[Exercise prompt]
Transcribe the data that follows precisely, omitting nothing.

[Supplied records]
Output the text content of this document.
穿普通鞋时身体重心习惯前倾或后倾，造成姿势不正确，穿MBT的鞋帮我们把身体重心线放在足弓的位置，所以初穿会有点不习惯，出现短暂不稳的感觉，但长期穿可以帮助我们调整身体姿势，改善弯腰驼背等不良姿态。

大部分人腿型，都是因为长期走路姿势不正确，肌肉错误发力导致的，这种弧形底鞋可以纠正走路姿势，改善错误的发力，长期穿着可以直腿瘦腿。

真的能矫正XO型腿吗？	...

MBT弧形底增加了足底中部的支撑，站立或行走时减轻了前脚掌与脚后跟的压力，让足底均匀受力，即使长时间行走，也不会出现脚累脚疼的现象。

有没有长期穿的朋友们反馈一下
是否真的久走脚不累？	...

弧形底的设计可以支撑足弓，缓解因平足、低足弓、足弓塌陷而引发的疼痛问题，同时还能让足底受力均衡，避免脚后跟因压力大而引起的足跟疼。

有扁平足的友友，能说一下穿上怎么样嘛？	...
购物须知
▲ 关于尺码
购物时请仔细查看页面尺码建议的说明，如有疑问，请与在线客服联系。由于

[Result for this task]
Output the text content of this document.
穿普通鞋时身体重心习惯前倾或后倾，造成姿势不正确，穿MBT的鞋帮我们把身体重心线放在足弓的位置，所以初穿会有点不习惯，出现短暂不稳的感觉，但长期穿可以帮助我们调整身体姿势，改善弯腰驼背等不良姿态。

大部分人腿型，都是因为长期走路姿势不正确，肌肉错误发力导致的，这种弧形底鞋可以纠正走路姿势，改善错误的发力，长期穿着可以直腿瘦腿。

真的能矫正XO型腿吗？	...

MBT弧形底增加了足底中部的支撑，站立或行走时减轻了前脚掌与脚后跟的压力，让足底均匀受力，即使长时间行走，也不会出现脚累脚疼的现象。

有没有长期穿的朋友们反馈一下
是否真的久走脚不累？	...

弧形底的设计可以支撑足弓，缓解因平足、低足弓、足弓塌陷而引发的疼痛问题，同时还能让足底受力均衡，避免脚后跟因压力大而引起的足跟疼。

有扁平足的友友，能说一下穿上怎么样嘛？	...
购物须知
▲ 关于尺码
购物时请仔细查看页面尺码建议的说明，如有疑问，请与在线客服联系。由于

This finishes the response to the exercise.